§ **Problem**:
Beginning at the line that contains "Extract all readable text from this page." and ending at the last line of the entries, write out each line exactly; include nothing outside that span.

§ **Input material**:
○ ○ ○ ○ ○ ○ ○

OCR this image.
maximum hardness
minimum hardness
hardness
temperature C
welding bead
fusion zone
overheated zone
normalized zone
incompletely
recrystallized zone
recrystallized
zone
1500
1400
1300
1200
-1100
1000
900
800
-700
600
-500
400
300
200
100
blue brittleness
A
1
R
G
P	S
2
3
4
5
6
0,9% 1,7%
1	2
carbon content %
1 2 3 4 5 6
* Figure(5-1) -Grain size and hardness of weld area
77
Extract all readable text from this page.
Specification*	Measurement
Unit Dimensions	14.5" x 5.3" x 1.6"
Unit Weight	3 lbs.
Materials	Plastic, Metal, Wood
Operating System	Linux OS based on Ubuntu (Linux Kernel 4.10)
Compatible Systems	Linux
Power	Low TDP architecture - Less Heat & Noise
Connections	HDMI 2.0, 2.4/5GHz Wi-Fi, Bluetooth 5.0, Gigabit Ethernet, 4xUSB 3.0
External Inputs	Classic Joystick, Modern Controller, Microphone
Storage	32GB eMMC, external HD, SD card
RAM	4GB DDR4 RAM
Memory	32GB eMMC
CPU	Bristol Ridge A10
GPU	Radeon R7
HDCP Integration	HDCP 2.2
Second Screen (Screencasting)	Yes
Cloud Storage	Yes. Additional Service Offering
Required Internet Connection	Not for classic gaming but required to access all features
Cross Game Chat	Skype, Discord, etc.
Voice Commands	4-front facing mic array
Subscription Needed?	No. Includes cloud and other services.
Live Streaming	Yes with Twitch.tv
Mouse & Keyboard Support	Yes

○ ○ ○ ○ ○ ○ ○

§ **Exercise result**:
Extract all readable text from this page.
Specification*	Measurement
Unit Dimensions	14.5" x 5.3" x 1.6"
Unit Weight	3 lbs.
Materials	Plastic, Metal, Wood
Operating System	Linux OS based on Ubuntu (Linux Kernel 4.10)
Compatible Systems	Linux
Power	Low TDP architecture - Less Heat & Noise
Connections	HDMI 2.0, 2.4/5GHz Wi-Fi, Bluetooth 5.0, Gigabit Ethernet, 4xUSB 3.0
External Inputs	Classic Joystick, Modern Controller, Microphone
Storage	32GB eMMC, external HD, SD card
RAM	4GB DDR4 RAM
Memory	32GB eMMC
CPU	Bristol Ridge A10
GPU	Radeon R7
HDCP Integration	HDCP 2.2
Second Screen (Screencasting)	Yes
Cloud Storage	Yes. Additional Service Offering
Required Internet Connection	Not for classic gaming but required to access all features
Cross Game Chat	Skype, Discord, etc.
Voice Commands	4-front facing mic array
Subscription Needed?	No. Includes cloud and other services.
Live Streaming	Yes with Twitch.tv
Mouse & Keyboard Support	Yes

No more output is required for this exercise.